→ What you should do
Reproduce the records below exactly, leaving out any pictures.

Figure contents as structured data:
────────────────
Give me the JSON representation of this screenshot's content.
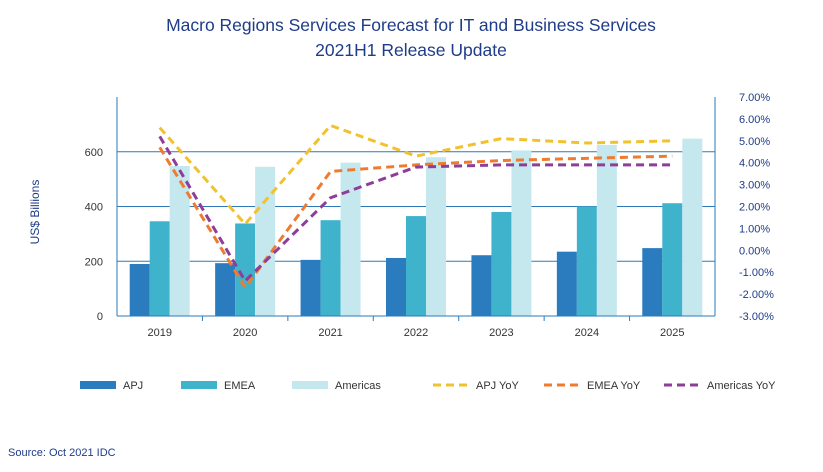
{
  "chart_data": {
    "type": "bar",
    "title": "Macro Regions Services Forecast for IT and Business Services",
    "subtitle": "2021H1 Release Update",
    "ylabel": "US$ Billions",
    "categories": [
      "2019",
      "2020",
      "2021",
      "2022",
      "2023",
      "2024",
      "2025"
    ],
    "ylim": [
      0,
      800
    ],
    "y_ticks": [
      "0",
      "200",
      "400",
      "600"
    ],
    "y2lim": [
      -3.0,
      7.0
    ],
    "y2_ticks": [
      "-3.00%",
      "-2.00%",
      "-1.00%",
      "0.00%",
      "1.00%",
      "2.00%",
      "3.00%",
      "4.00%",
      "5.00%",
      "6.00%",
      "7.00%"
    ],
    "grid": "horizontal",
    "legend_position": "bottom",
    "series": [
      {
        "name": "APJ",
        "kind": "bar",
        "axis": "left",
        "color": "#2b7bbf",
        "values": [
          190,
          193,
          205,
          212,
          222,
          235,
          248
        ]
      },
      {
        "name": "EMEA",
        "kind": "bar",
        "axis": "left",
        "color": "#3fb3cc",
        "values": [
          346,
          338,
          350,
          365,
          380,
          400,
          412
        ]
      },
      {
        "name": "Americas",
        "kind": "bar",
        "axis": "left",
        "color": "#c5e8ef",
        "values": [
          548,
          545,
          560,
          580,
          605,
          625,
          648
        ]
      },
      {
        "name": "APJ YoY",
        "kind": "line",
        "axis": "right",
        "color": "#f2c12e",
        "values": [
          5.6,
          1.2,
          5.7,
          4.3,
          5.1,
          4.9,
          5.0
        ]
      },
      {
        "name": "EMEA YoY",
        "kind": "line",
        "axis": "right",
        "color": "#ee7b30",
        "values": [
          4.7,
          -1.7,
          3.6,
          3.9,
          4.1,
          4.2,
          4.3
        ]
      },
      {
        "name": "Americas YoY",
        "kind": "line",
        "axis": "right",
        "color": "#8e3d98",
        "values": [
          5.2,
          -1.4,
          2.4,
          3.8,
          3.9,
          3.9,
          3.9
        ]
      }
    ]
  },
  "source": "Source: Oct 2021 IDC"
}
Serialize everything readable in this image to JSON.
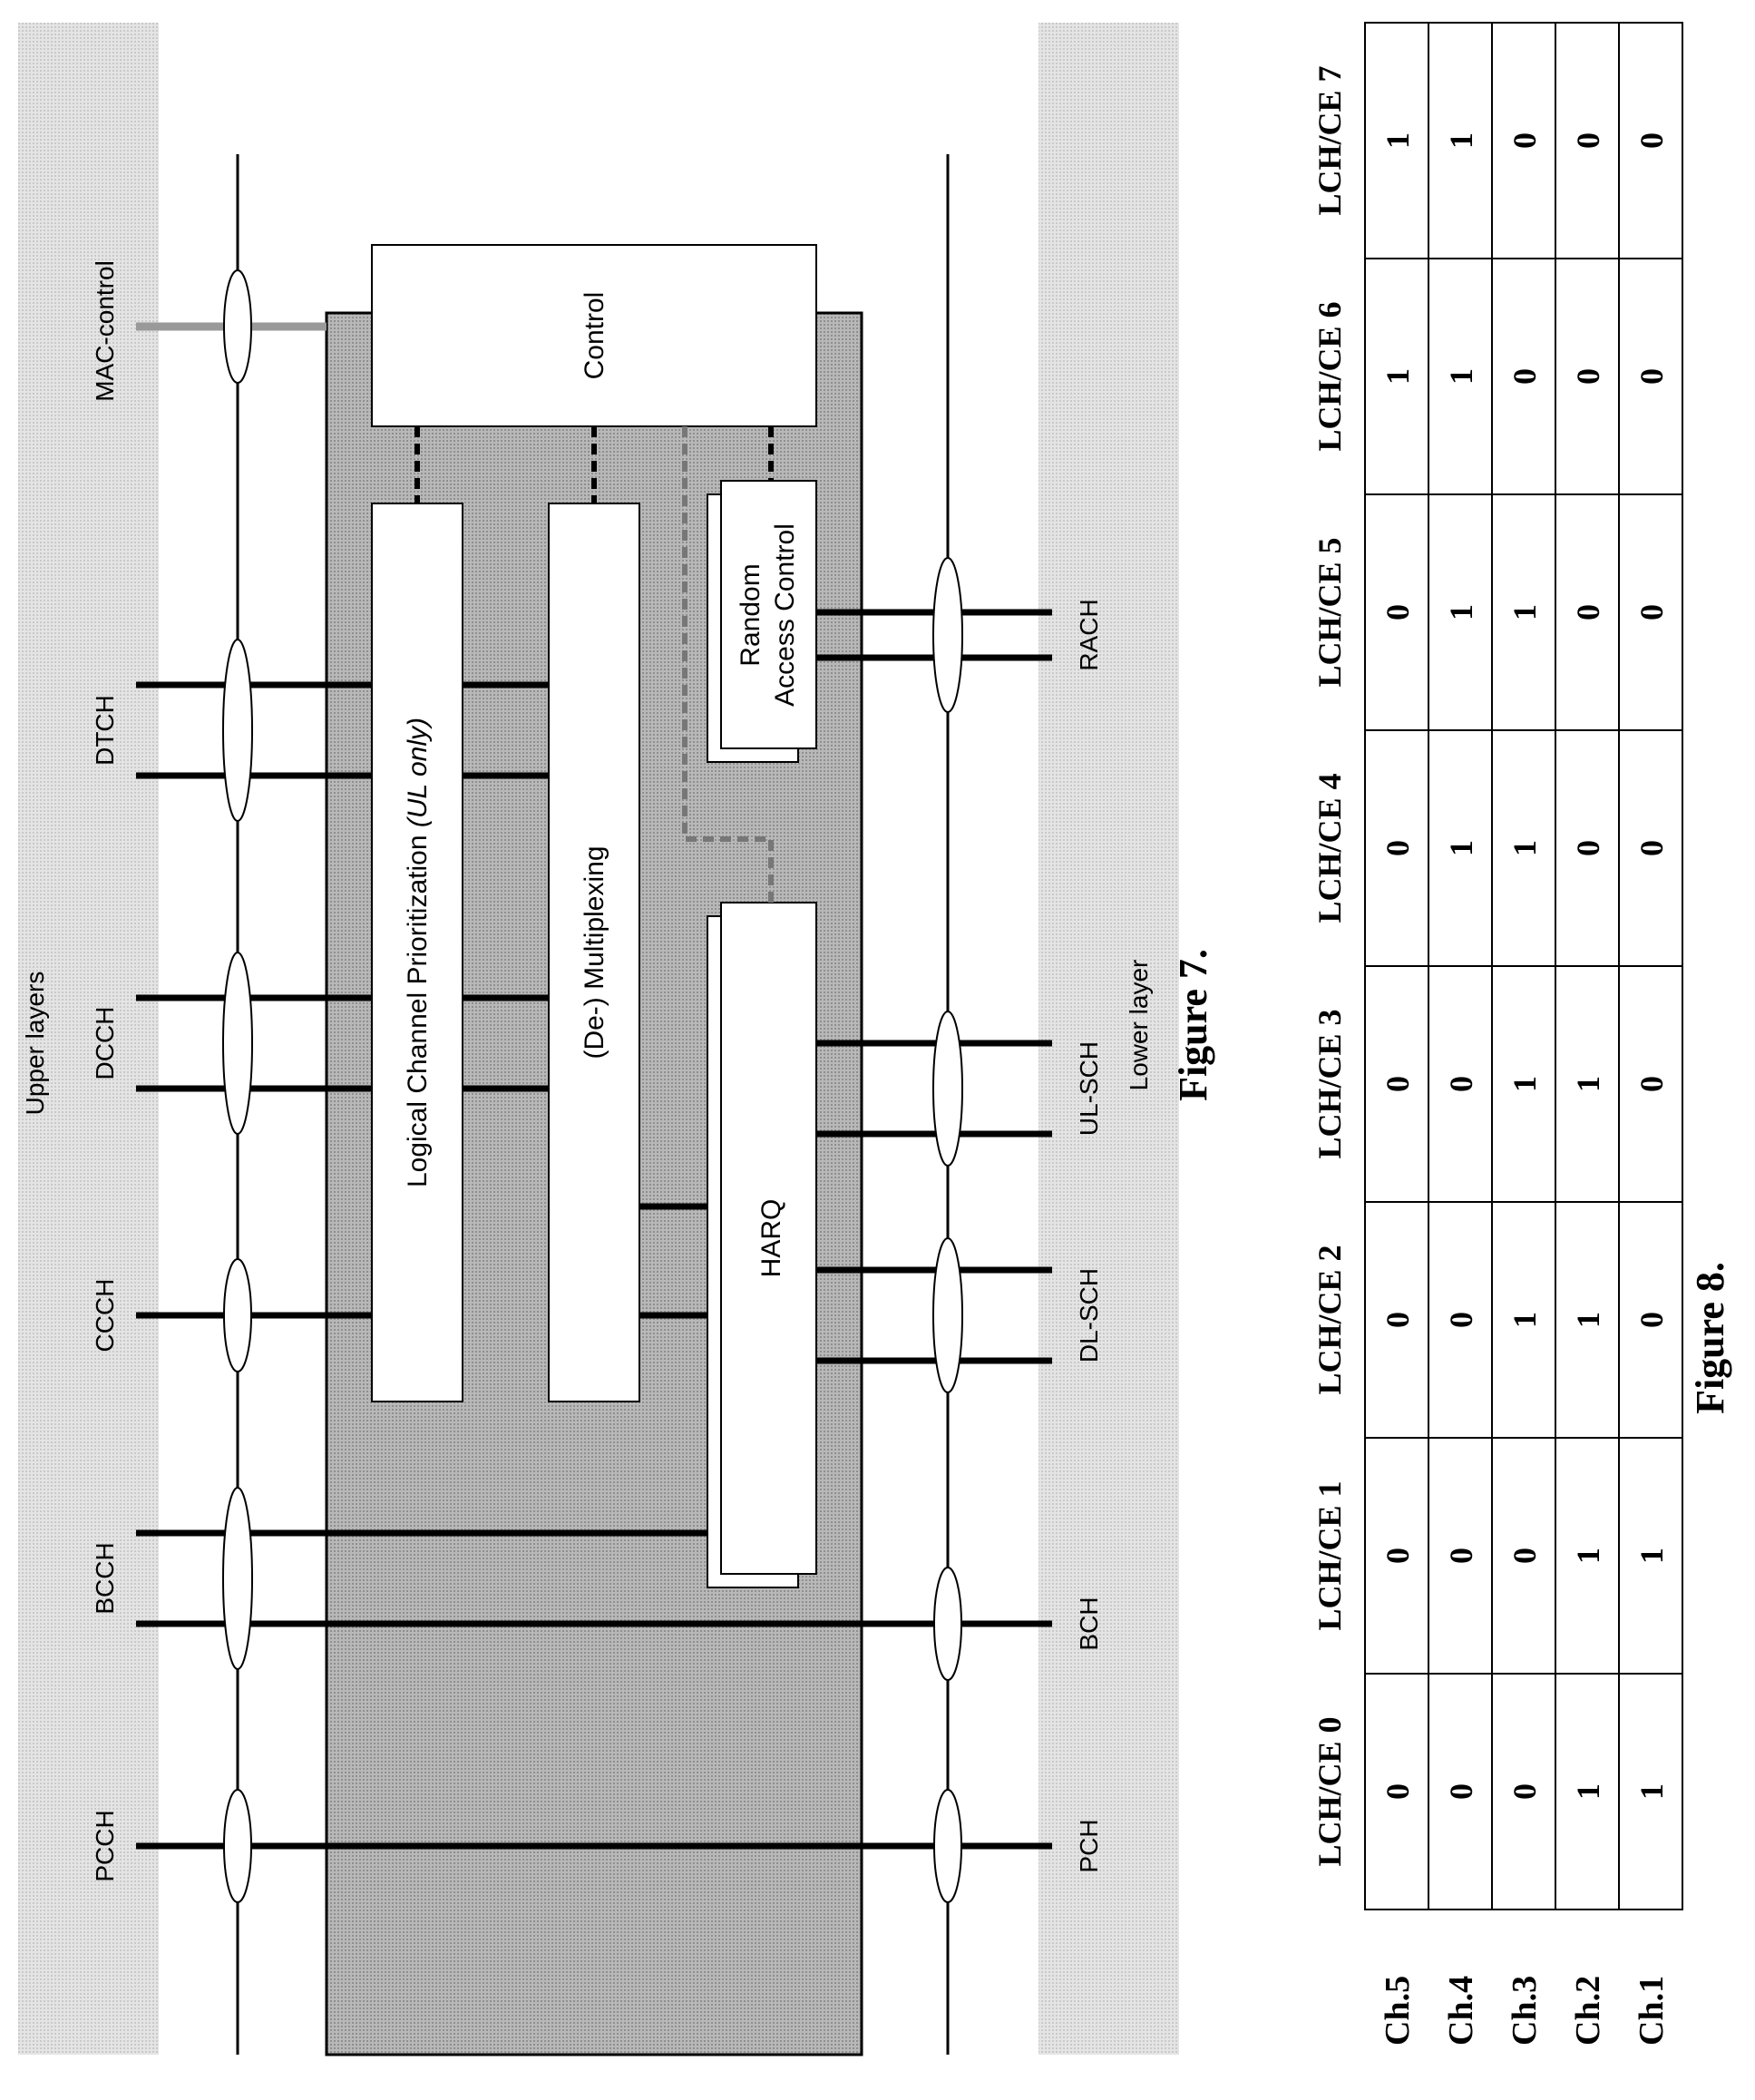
{
  "figure7": {
    "caption": "Figure 7.",
    "upper_label": "Upper layers",
    "lower_label": "Lower layer",
    "mac_control": "MAC-control",
    "logical_channels": [
      "PCCH",
      "BCCH",
      "CCCH",
      "DCCH",
      "DTCH"
    ],
    "transport_channels": [
      "PCH",
      "BCH",
      "DL-SCH",
      "UL-SCH",
      "RACH"
    ],
    "blocks": {
      "control": "Control",
      "lcp_main": "Logical Channel Prioritization ",
      "lcp_italic": "(UL only)",
      "mux": "(De-) Multiplexing",
      "harq": "HARQ",
      "rac_line1": "Random",
      "rac_line2": "Access Control"
    }
  },
  "figure8": {
    "caption": "Figure 8.",
    "columns": [
      "LCH/CE 0",
      "LCH/CE 1",
      "LCH/CE 2",
      "LCH/CE 3",
      "LCH/CE 4",
      "LCH/CE 5",
      "LCH/CE 6",
      "LCH/CE 7"
    ],
    "rows": [
      {
        "label": "Ch.5",
        "values": [
          "0",
          "0",
          "0",
          "0",
          "0",
          "0",
          "1",
          "1"
        ]
      },
      {
        "label": "Ch.4",
        "values": [
          "0",
          "0",
          "0",
          "0",
          "1",
          "1",
          "1",
          "1"
        ]
      },
      {
        "label": "Ch.3",
        "values": [
          "0",
          "0",
          "1",
          "1",
          "1",
          "1",
          "0",
          "0"
        ]
      },
      {
        "label": "Ch.2",
        "values": [
          "1",
          "1",
          "1",
          "1",
          "0",
          "0",
          "0",
          "0"
        ]
      },
      {
        "label": "Ch.1",
        "values": [
          "1",
          "1",
          "0",
          "0",
          "0",
          "0",
          "0",
          "0"
        ]
      }
    ]
  }
}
────────────────
→ Answer to this task
Give me the JSON representation of this screenshot's content.
{
  "chart_data": {
    "type": "bar",
    "title": "Macro Regions Services Forecast for IT and Business Services",
    "subtitle": "2021H1 Release Update",
    "ylabel": "US$ Billions",
    "categories": [
      "2019",
      "2020",
      "2021",
      "2022",
      "2023",
      "2024",
      "2025"
    ],
    "ylim": [
      0,
      800
    ],
    "y_ticks": [
      "0",
      "200",
      "400",
      "600"
    ],
    "y2lim": [
      -3.0,
      7.0
    ],
    "y2_ticks": [
      "-3.00%",
      "-2.00%",
      "-1.00%",
      "0.00%",
      "1.00%",
      "2.00%",
      "3.00%",
      "4.00%",
      "5.00%",
      "6.00%",
      "7.00%"
    ],
    "grid": "horizontal",
    "legend_position": "bottom",
    "series": [
      {
        "name": "APJ",
        "kind": "bar",
        "axis": "left",
        "color": "#2b7bbf",
        "values": [
          190,
          193,
          205,
          212,
          222,
          235,
          248
        ]
      },
      {
        "name": "EMEA",
        "kind": "bar",
        "axis": "left",
        "color": "#3fb3cc",
        "values": [
          346,
          338,
          350,
          365,
          380,
          400,
          412
        ]
      },
      {
        "name": "Americas",
        "kind": "bar",
        "axis": "left",
        "color": "#c5e8ef",
        "values": [
          548,
          545,
          560,
          580,
          605,
          625,
          648
        ]
      },
      {
        "name": "APJ YoY",
        "kind": "line",
        "axis": "right",
        "color": "#f2c12e",
        "values": [
          5.6,
          1.2,
          5.7,
          4.3,
          5.1,
          4.9,
          5.0
        ]
      },
      {
        "name": "EMEA YoY",
        "kind": "line",
        "axis": "right",
        "color": "#ee7b30",
        "values": [
          4.7,
          -1.7,
          3.6,
          3.9,
          4.1,
          4.2,
          4.3
        ]
      },
      {
        "name": "Americas YoY",
        "kind": "line",
        "axis": "right",
        "color": "#8e3d98",
        "values": [
          5.2,
          -1.4,
          2.4,
          3.8,
          3.9,
          3.9,
          3.9
        ]
      }
    ]
  },
  "source": "Source: Oct 2021 IDC"
}
Serialize everything readable in this image to JSON.
{
  "figure7": {
    "caption": "Figure 7.",
    "upper_label": "Upper layers",
    "lower_label": "Lower layer",
    "mac_control": "MAC-control",
    "logical_channels": [
      "PCCH",
      "BCCH",
      "CCCH",
      "DCCH",
      "DTCH"
    ],
    "transport_channels": [
      "PCH",
      "BCH",
      "DL-SCH",
      "UL-SCH",
      "RACH"
    ],
    "blocks": {
      "control": "Control",
      "lcp_main": "Logical Channel Prioritization ",
      "lcp_italic": "(UL only)",
      "mux": "(De-) Multiplexing",
      "harq": "HARQ",
      "rac_line1": "Random",
      "rac_line2": "Access Control"
    }
  },
  "figure8": {
    "caption": "Figure 8.",
    "columns": [
      "LCH/CE 0",
      "LCH/CE 1",
      "LCH/CE 2",
      "LCH/CE 3",
      "LCH/CE 4",
      "LCH/CE 5",
      "LCH/CE 6",
      "LCH/CE 7"
    ],
    "rows": [
      {
        "label": "Ch.5",
        "values": [
          "0",
          "0",
          "0",
          "0",
          "0",
          "0",
          "1",
          "1"
        ]
      },
      {
        "label": "Ch.4",
        "values": [
          "0",
          "0",
          "0",
          "0",
          "1",
          "1",
          "1",
          "1"
        ]
      },
      {
        "label": "Ch.3",
        "values": [
          "0",
          "0",
          "1",
          "1",
          "1",
          "1",
          "0",
          "0"
        ]
      },
      {
        "label": "Ch.2",
        "values": [
          "1",
          "1",
          "1",
          "1",
          "0",
          "0",
          "0",
          "0"
        ]
      },
      {
        "label": "Ch.1",
        "values": [
          "1",
          "1",
          "0",
          "0",
          "0",
          "0",
          "0",
          "0"
        ]
      }
    ]
  }
}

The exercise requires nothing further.